Goal. Repeat the whole listing exactly.

────────────────

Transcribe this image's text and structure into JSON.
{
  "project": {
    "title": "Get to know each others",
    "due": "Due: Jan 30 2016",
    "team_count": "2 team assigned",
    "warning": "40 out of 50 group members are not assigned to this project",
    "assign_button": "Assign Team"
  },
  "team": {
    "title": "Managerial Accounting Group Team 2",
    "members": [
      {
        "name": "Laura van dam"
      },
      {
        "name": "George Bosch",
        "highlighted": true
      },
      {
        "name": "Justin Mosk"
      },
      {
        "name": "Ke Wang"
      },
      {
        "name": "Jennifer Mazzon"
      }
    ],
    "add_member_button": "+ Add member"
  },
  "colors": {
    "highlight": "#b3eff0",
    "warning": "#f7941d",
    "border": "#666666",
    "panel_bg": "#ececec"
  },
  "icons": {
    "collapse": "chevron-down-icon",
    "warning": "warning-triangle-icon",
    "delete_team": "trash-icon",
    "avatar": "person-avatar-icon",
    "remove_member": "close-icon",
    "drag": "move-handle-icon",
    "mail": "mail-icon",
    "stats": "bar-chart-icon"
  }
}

────────────────

Output for this task.
Transcribe this image's text and structure into JSON.
{
  "project": {
    "title": "Get to know each others",
    "due": "Due: Jan 30 2016",
    "team_count": "2 team assigned",
    "warning": "40 out of 50 group members are not assigned to this project",
    "assign_button": "Assign Team"
  },
  "team": {
    "title": "Managerial Accounting Group Team 2",
    "members": [
      {
        "name": "Laura van dam"
      },
      {
        "name": "George Bosch",
        "highlighted": true
      },
      {
        "name": "Justin Mosk"
      },
      {
        "name": "Ke Wang"
      },
      {
        "name": "Jennifer Mazzon"
      }
    ],
    "add_member_button": "+ Add member"
  },
  "colors": {
    "highlight": "#b3eff0",
    "warning": "#f7941d",
    "border": "#666666",
    "panel_bg": "#ececec"
  },
  "icons": {
    "collapse": "chevron-down-icon",
    "warning": "warning-triangle-icon",
    "delete_team": "trash-icon",
    "avatar": "person-avatar-icon",
    "remove_member": "close-icon",
    "drag": "move-handle-icon",
    "mail": "mail-icon",
    "stats": "bar-chart-icon"
  }
}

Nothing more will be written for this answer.